THE INPUT start

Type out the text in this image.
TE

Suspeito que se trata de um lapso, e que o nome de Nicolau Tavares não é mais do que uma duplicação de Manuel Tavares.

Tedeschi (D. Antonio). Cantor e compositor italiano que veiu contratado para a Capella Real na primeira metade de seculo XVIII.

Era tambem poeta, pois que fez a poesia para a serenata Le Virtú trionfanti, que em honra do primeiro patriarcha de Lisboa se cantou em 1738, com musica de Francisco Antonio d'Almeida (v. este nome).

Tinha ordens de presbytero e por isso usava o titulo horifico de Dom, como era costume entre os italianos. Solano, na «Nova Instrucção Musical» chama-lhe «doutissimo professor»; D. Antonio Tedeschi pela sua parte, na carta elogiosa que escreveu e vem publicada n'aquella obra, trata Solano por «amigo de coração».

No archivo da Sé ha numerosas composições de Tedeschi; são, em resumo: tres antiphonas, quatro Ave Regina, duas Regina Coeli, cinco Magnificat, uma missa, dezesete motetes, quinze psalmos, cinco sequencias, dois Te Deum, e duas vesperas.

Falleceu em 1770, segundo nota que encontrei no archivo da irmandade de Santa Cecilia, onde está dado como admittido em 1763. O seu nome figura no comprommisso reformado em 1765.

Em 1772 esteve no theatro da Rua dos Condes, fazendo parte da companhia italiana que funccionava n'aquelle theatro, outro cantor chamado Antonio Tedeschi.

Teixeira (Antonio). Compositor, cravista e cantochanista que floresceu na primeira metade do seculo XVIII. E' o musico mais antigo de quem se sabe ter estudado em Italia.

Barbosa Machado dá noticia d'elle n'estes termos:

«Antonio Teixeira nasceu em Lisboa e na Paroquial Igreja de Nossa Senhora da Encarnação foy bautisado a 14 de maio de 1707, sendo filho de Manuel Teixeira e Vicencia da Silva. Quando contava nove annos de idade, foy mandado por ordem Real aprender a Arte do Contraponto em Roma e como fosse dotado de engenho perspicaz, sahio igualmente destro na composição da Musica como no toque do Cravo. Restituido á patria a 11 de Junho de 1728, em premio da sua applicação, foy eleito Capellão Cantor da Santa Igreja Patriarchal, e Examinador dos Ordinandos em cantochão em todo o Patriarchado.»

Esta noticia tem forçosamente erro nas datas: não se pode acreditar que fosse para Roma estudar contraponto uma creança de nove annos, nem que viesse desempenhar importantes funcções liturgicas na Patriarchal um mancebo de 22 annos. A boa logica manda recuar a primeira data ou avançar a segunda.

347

THE INPUT end
THE INPUT start

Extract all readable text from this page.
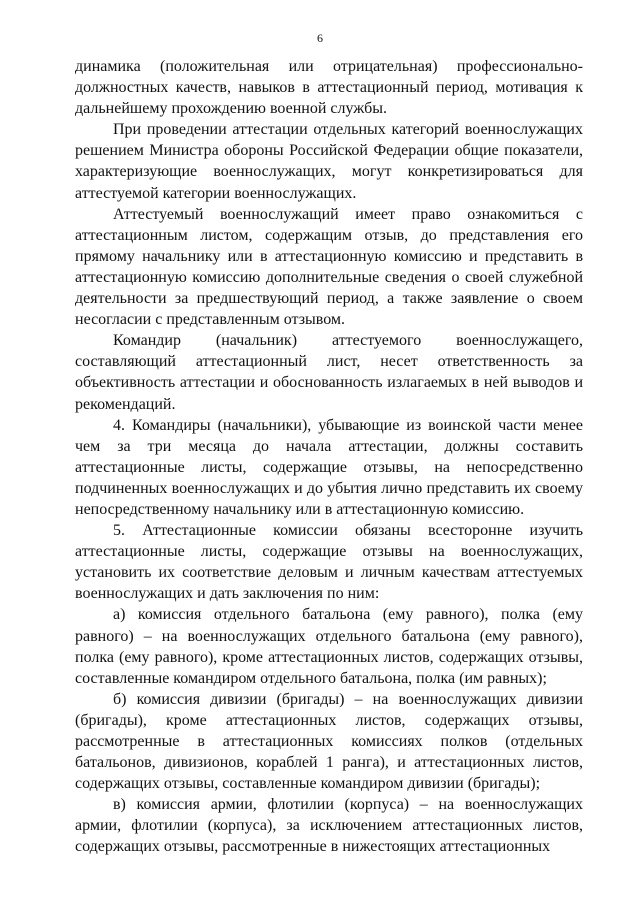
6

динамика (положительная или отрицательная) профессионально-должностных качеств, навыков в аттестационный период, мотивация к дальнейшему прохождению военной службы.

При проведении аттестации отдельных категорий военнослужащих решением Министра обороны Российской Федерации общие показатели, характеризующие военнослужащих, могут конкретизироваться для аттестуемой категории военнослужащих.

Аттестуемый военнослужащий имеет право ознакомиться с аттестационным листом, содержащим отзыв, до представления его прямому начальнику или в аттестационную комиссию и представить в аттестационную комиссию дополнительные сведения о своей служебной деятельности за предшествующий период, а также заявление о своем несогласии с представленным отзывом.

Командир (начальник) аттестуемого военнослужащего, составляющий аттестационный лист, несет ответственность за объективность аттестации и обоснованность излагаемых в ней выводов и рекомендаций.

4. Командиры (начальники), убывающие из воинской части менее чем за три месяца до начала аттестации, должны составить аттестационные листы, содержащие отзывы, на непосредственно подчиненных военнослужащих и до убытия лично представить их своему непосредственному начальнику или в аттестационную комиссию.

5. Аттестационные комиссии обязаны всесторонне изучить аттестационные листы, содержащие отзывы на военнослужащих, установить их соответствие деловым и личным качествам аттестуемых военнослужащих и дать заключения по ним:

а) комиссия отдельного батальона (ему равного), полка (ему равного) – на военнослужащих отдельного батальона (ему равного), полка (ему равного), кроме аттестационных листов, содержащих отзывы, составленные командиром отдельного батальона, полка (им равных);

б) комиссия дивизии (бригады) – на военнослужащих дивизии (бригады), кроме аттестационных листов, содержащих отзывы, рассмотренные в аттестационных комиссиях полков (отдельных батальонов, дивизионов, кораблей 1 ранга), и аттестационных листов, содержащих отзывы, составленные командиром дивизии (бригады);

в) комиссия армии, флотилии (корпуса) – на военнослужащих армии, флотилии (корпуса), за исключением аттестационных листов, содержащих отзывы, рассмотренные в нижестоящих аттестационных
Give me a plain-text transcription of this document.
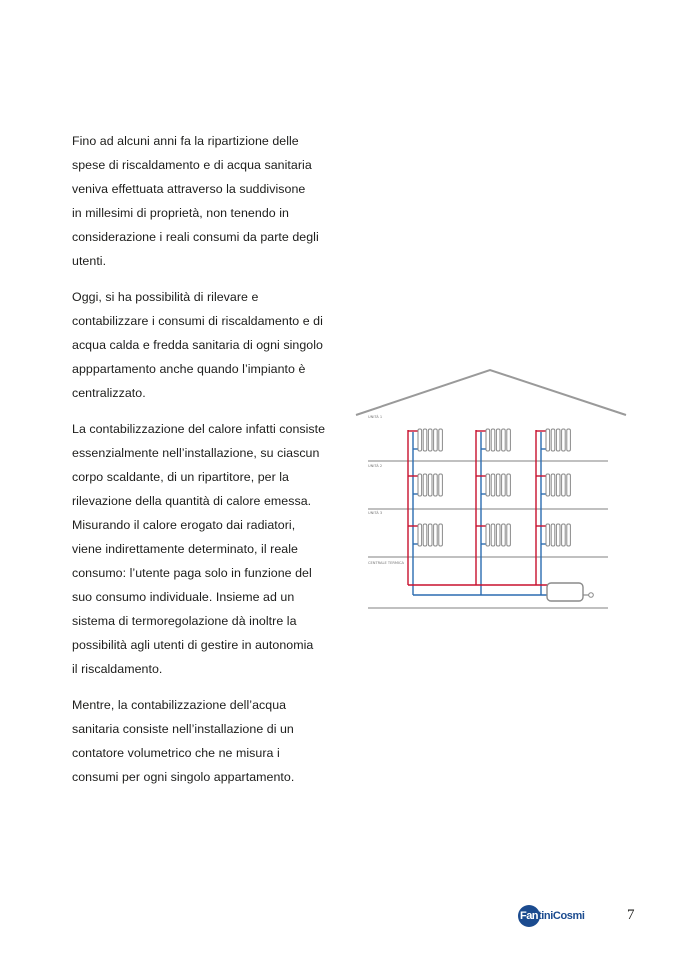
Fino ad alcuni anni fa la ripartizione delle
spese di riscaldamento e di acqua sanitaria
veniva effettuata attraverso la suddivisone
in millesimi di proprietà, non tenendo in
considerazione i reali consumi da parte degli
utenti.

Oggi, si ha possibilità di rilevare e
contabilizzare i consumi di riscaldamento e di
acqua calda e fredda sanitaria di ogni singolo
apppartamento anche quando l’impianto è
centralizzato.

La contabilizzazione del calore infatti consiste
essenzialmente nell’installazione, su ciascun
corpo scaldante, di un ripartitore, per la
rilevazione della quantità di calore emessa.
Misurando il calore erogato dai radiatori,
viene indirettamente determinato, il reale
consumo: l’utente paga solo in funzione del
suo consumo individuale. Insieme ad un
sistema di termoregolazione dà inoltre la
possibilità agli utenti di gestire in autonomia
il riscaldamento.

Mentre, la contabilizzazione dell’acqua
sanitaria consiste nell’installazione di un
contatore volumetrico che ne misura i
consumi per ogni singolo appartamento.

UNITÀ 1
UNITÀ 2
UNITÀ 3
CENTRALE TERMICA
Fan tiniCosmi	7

THE INPUT end

WORK INSTRUCTIONS
Count how many lines above contain the word "fosse". Reply with the number alone.

EXERCISE SOLUTION
2